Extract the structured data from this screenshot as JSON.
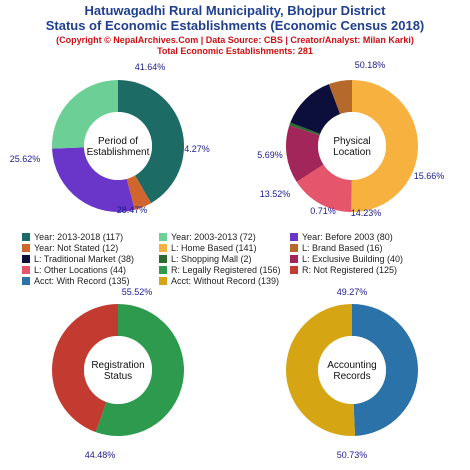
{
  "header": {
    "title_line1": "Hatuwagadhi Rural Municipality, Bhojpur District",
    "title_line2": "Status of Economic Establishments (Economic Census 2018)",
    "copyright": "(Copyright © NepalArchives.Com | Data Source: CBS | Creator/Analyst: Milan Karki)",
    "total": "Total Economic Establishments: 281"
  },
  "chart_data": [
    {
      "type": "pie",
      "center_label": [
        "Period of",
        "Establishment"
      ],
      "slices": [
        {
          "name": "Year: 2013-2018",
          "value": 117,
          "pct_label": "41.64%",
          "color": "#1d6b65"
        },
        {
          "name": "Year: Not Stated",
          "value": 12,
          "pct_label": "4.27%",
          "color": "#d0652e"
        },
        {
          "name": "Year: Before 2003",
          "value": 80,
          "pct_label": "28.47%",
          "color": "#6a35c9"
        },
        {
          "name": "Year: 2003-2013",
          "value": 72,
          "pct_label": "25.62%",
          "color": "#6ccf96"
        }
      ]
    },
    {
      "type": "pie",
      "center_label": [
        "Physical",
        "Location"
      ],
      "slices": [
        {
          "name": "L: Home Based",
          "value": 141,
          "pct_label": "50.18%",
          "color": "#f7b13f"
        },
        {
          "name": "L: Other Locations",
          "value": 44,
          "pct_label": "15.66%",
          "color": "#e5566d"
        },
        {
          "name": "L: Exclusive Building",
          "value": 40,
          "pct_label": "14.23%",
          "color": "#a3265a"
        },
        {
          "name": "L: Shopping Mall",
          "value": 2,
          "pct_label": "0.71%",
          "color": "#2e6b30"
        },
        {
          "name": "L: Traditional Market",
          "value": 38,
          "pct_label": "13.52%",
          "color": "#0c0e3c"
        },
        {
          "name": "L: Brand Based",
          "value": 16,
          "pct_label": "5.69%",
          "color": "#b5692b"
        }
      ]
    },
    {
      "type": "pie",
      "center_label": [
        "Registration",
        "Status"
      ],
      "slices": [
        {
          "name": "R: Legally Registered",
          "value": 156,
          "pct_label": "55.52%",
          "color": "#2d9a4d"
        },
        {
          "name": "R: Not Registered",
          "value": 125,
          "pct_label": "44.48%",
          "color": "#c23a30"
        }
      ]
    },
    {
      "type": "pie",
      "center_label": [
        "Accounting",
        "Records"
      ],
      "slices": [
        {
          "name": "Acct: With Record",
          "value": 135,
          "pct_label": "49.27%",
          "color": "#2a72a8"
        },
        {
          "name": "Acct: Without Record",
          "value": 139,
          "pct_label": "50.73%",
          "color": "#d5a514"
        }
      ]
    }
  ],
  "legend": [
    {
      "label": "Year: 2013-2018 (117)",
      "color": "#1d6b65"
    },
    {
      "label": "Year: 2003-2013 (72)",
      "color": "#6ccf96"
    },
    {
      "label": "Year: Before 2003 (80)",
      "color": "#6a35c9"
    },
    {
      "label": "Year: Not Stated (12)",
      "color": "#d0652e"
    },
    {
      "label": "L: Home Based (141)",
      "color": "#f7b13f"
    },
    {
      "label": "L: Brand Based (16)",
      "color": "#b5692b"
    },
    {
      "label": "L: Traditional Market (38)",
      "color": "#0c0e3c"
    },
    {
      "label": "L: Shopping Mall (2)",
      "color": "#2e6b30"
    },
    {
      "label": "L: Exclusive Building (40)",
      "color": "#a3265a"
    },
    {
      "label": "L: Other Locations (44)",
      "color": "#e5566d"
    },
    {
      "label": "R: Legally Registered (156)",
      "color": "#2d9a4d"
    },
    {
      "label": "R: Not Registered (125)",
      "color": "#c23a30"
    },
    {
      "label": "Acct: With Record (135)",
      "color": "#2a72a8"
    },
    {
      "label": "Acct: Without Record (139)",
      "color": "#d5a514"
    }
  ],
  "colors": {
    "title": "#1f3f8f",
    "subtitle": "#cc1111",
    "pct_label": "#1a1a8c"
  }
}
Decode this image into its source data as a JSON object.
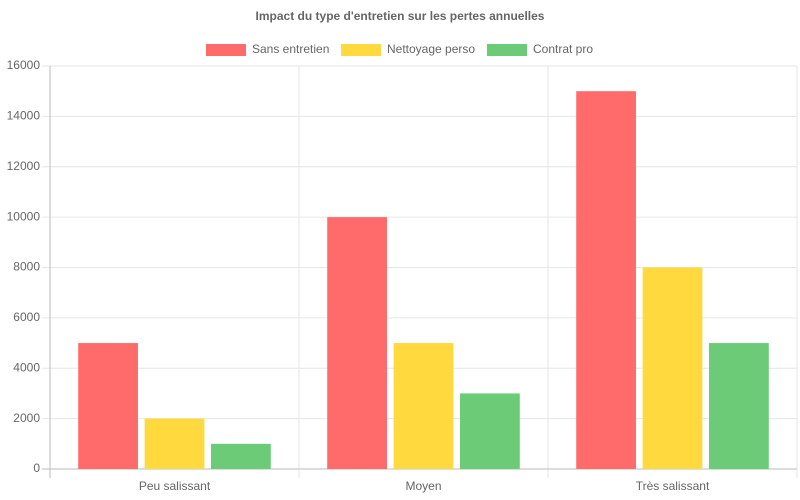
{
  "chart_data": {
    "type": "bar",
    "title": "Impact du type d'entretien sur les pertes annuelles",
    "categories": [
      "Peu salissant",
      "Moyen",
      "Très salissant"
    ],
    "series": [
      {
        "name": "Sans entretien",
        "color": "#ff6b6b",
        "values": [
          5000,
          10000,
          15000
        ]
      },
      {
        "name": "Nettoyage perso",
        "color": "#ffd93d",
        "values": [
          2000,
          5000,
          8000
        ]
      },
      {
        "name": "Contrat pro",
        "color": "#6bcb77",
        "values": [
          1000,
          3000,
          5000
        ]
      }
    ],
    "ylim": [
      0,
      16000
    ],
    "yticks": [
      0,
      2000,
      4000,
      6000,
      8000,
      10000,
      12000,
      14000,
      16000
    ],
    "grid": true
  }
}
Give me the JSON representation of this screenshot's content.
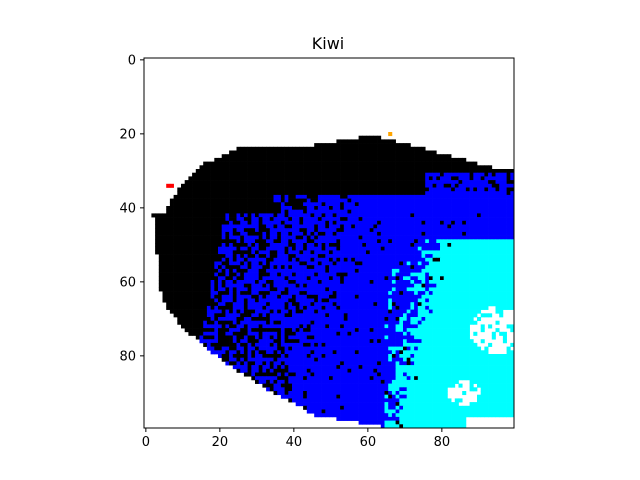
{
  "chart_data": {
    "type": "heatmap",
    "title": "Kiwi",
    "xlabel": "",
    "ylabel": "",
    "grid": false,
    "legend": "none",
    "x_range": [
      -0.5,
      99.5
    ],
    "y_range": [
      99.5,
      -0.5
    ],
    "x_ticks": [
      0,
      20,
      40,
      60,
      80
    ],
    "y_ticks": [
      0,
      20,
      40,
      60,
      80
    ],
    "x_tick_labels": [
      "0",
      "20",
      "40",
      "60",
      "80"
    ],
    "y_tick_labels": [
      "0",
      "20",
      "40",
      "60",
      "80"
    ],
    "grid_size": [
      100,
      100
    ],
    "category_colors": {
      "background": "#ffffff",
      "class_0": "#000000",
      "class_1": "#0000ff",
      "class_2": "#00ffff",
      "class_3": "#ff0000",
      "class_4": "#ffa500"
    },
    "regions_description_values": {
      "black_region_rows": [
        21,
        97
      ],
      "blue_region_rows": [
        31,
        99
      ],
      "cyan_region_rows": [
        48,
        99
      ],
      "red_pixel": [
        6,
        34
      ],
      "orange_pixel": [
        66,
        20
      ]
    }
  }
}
######
WHAT YOU ARE ASKED TO DO: Pick out the lines containing the word "Mall" and show them.

EXERCISE ANSWER:
          "name": "L: Shopping Mall",
      "label": "L: Shopping Mall (2)",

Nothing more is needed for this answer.